▶ _What you have to do_:
Reproduce every line in the listing that contains the word "للنساء".
>>>
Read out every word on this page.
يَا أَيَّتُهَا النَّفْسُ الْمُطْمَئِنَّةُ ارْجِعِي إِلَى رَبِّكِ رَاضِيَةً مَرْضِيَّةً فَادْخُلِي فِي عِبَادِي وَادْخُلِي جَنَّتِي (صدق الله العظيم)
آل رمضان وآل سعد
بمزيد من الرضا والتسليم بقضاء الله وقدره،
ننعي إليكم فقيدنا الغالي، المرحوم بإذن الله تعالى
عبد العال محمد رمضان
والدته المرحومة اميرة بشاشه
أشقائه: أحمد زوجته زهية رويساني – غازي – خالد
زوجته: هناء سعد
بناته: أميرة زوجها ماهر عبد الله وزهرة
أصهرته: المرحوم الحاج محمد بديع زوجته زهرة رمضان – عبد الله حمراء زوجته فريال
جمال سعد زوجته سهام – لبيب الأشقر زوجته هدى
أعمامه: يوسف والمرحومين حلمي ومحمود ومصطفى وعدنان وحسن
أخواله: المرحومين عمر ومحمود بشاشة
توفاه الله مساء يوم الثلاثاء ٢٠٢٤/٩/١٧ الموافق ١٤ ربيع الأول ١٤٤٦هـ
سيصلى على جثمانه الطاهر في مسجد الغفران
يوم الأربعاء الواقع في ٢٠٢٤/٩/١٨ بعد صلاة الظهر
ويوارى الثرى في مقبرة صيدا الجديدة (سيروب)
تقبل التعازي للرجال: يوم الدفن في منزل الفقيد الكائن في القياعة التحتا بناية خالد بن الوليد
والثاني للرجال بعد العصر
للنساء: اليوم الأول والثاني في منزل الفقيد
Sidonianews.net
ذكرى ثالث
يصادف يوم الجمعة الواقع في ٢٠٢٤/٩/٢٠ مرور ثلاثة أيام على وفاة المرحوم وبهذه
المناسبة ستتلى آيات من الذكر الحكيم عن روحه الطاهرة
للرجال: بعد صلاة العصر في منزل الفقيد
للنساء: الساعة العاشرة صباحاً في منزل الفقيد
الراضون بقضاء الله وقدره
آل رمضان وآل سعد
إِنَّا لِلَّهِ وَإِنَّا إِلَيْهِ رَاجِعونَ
<<<
>>>
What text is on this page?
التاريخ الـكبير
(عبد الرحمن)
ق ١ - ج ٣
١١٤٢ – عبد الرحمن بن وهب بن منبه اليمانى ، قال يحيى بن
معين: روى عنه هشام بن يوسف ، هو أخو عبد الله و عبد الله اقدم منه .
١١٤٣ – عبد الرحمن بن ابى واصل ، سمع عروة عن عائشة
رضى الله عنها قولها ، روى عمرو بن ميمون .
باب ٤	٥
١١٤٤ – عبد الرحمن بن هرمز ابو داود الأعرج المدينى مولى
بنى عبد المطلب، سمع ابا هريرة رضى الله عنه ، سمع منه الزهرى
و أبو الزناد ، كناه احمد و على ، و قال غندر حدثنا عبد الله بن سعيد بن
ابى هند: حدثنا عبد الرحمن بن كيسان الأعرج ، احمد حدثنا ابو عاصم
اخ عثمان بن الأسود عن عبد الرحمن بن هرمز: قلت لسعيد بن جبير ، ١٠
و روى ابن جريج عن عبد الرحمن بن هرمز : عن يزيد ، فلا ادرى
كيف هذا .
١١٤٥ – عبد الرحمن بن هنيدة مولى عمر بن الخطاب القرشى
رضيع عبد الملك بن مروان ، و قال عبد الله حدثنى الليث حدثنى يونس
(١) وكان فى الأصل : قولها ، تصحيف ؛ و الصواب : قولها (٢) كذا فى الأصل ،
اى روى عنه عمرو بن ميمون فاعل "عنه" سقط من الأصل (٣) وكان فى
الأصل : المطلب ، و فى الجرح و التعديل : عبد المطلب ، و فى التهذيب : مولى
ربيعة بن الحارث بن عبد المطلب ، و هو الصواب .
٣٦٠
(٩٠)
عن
<<<
▶ _Result of the task_:
للنساء: اليوم الأول والثاني في منزل الفقيد
للنساء: الساعة العاشرة صباحاً في منزل الفقيد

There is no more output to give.